# EXERCISE OBJECTIVE
Pull out every line below holding the word "Filtering".

** START OF DATASET ROWS **

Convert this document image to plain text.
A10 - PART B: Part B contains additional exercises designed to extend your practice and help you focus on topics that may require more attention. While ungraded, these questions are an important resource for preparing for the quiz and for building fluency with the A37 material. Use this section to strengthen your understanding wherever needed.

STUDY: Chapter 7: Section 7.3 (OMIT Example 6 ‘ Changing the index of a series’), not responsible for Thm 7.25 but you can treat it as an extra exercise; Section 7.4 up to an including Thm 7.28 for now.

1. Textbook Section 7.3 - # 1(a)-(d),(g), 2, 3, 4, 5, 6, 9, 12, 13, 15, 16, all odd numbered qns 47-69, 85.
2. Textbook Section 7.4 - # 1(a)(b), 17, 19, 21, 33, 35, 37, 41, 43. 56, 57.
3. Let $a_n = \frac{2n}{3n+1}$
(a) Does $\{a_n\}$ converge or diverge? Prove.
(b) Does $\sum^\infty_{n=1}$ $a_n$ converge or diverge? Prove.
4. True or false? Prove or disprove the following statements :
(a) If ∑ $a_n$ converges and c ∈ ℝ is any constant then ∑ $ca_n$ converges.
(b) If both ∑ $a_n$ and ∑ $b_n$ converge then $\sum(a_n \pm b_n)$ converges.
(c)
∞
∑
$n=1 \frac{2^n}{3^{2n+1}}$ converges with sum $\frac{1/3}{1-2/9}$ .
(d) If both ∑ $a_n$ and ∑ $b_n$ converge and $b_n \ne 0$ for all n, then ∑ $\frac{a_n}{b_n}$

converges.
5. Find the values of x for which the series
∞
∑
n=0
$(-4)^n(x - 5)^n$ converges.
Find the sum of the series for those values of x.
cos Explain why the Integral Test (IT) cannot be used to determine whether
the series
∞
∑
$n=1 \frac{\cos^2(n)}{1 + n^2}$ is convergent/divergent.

** END OF DATASET ROWS **
** START OF DATASET ROWS **

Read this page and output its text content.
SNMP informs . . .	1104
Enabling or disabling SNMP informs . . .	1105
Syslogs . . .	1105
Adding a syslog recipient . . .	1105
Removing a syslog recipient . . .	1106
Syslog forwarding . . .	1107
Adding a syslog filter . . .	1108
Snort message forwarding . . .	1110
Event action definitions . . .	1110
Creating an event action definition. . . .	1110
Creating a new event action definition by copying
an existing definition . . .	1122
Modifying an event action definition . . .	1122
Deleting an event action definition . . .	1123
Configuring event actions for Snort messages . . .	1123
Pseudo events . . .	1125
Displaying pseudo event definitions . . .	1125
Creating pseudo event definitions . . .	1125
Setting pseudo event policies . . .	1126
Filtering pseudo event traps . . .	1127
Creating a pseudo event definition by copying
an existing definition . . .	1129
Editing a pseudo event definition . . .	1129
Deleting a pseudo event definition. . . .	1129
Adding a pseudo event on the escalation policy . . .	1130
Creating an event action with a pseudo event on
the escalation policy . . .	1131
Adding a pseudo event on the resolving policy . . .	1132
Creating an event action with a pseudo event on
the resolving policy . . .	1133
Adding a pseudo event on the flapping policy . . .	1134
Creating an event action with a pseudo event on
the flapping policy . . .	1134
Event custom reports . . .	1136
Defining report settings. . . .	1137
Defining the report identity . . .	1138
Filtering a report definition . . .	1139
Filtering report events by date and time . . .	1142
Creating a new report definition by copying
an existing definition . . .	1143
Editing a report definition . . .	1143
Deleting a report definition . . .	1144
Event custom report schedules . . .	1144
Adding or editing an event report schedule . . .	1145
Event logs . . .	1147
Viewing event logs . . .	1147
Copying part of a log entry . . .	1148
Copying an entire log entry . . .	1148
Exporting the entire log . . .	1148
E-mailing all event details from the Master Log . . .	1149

** END OF DATASET ROWS **

# SOLUTION FOR THIS TASK
Filtering pseudo event traps . . .	1127
Filtering a report definition . . .	1139
Filtering report events by date and time . . .	1142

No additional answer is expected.